** start of Given records **

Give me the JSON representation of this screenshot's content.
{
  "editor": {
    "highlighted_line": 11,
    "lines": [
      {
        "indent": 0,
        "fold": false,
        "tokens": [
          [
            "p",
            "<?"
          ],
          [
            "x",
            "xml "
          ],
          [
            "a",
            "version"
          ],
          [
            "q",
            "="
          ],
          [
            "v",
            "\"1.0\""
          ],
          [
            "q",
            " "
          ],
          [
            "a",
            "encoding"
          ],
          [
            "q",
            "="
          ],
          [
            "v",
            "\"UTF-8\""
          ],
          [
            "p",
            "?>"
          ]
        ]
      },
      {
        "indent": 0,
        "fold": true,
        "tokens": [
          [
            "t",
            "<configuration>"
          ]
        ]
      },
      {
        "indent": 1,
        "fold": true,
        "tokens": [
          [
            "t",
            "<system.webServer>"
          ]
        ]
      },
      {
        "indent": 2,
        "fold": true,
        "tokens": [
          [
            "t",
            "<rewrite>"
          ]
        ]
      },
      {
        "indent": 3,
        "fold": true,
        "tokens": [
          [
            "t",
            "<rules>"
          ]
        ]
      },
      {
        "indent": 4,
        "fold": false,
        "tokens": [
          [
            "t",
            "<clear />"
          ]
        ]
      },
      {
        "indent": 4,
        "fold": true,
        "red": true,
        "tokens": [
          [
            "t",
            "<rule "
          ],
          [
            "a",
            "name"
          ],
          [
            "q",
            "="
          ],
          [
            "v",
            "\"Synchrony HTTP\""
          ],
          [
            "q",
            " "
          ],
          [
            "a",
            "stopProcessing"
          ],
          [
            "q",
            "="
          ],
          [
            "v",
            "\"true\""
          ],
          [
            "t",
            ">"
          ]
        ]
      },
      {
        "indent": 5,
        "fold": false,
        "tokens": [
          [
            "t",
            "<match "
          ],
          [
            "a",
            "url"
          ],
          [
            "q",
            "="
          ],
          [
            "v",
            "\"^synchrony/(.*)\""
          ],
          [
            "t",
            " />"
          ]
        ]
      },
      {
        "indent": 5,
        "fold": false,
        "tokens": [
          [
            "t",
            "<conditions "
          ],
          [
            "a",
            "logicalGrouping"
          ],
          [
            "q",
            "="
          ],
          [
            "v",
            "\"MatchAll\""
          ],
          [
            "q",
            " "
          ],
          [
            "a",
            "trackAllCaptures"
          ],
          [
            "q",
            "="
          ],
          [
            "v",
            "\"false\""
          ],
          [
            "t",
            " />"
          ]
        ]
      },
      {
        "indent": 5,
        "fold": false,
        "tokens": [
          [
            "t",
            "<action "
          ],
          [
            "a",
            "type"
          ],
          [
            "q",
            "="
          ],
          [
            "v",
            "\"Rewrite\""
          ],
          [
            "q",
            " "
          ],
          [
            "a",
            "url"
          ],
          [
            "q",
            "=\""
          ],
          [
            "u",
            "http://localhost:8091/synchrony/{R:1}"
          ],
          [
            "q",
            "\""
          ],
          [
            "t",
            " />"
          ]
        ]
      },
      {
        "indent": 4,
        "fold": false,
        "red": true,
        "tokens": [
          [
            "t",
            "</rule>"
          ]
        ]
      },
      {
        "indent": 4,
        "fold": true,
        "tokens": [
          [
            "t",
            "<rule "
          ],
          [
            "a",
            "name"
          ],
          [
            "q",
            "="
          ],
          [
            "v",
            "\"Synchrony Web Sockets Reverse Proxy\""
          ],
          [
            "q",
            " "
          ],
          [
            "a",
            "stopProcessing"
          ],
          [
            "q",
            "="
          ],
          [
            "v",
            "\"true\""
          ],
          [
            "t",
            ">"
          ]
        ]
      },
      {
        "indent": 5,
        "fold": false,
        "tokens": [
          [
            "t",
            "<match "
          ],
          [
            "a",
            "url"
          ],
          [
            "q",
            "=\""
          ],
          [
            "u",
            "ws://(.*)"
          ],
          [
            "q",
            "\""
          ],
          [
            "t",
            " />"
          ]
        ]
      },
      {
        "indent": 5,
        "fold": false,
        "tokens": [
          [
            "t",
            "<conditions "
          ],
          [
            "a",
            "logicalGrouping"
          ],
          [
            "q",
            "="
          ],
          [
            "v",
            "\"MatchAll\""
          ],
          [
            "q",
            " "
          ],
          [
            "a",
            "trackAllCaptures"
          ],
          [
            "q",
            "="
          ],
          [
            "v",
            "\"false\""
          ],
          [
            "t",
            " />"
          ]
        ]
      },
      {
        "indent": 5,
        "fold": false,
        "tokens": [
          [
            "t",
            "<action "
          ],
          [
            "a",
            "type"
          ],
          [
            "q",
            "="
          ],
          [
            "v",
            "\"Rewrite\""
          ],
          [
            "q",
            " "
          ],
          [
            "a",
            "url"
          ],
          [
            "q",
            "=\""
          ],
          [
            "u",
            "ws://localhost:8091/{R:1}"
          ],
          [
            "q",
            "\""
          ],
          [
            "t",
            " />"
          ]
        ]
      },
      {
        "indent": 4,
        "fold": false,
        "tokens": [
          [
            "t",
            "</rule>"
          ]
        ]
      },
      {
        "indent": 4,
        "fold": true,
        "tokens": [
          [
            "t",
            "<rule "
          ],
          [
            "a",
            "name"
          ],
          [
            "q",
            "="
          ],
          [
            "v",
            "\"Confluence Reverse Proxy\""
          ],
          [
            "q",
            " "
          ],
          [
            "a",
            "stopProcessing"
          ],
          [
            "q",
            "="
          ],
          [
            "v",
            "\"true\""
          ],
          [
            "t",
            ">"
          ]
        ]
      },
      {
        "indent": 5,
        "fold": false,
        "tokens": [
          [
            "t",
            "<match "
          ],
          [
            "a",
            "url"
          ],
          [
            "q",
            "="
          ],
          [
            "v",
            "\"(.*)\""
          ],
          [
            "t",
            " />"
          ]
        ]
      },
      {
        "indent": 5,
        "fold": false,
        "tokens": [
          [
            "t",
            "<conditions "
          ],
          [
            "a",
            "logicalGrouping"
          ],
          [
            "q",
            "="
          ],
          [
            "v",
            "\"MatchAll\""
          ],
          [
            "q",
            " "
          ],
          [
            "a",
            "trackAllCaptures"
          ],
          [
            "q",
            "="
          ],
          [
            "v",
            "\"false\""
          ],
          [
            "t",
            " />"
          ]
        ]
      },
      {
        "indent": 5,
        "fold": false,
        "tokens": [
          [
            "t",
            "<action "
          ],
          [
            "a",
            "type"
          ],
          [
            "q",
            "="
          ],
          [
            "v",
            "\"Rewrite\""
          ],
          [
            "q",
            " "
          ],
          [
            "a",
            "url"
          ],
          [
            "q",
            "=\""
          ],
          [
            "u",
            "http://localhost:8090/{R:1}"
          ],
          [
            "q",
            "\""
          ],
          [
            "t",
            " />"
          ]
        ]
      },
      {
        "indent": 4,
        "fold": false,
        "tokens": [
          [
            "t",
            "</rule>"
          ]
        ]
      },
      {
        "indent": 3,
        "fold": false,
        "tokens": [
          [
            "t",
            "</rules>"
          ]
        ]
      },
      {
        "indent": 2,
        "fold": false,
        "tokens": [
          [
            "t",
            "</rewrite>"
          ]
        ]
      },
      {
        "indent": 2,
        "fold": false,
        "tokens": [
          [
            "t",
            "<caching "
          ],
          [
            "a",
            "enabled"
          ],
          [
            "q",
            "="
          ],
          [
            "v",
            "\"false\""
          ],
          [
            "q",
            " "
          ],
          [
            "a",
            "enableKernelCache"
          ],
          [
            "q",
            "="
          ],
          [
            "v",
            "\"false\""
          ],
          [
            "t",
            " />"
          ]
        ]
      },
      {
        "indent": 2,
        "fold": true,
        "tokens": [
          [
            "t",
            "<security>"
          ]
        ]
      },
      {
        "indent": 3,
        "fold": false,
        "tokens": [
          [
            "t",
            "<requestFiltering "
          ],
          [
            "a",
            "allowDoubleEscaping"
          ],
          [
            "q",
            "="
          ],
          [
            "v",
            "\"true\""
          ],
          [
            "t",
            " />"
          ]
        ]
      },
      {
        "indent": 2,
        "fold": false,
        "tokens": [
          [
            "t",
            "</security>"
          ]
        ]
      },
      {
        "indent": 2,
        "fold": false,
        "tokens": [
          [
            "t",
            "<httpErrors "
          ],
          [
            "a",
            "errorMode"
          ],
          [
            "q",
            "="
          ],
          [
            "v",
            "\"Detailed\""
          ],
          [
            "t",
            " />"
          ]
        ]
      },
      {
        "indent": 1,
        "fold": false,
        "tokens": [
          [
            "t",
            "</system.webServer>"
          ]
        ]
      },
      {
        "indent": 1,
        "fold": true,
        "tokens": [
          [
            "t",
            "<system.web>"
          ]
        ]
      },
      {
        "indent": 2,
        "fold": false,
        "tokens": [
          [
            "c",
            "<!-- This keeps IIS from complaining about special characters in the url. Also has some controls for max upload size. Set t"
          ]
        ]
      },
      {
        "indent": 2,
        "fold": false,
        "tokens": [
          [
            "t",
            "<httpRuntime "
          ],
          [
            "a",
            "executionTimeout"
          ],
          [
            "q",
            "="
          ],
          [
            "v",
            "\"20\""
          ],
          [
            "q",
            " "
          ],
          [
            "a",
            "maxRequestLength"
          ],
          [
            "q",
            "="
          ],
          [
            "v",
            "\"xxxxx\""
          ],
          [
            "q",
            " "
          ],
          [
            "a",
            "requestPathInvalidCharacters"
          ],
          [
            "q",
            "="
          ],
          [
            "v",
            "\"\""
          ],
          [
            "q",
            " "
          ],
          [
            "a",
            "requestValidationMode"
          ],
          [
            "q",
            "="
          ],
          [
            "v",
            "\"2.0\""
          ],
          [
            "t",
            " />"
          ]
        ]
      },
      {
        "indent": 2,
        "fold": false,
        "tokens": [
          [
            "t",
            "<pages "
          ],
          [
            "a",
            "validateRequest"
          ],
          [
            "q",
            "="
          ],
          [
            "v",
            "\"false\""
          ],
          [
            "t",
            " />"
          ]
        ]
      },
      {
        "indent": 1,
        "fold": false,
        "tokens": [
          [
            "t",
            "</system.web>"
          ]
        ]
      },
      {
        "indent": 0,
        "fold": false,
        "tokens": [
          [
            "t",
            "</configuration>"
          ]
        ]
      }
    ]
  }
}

** end of Given records **

Task goal:
Using the records above, find and show each line with the string "localhost".

Task answer:
            "http://localhost:8091/synchrony/{R:1}"
            "ws://localhost:8091/{R:1}"
            "http://localhost:8090/{R:1}"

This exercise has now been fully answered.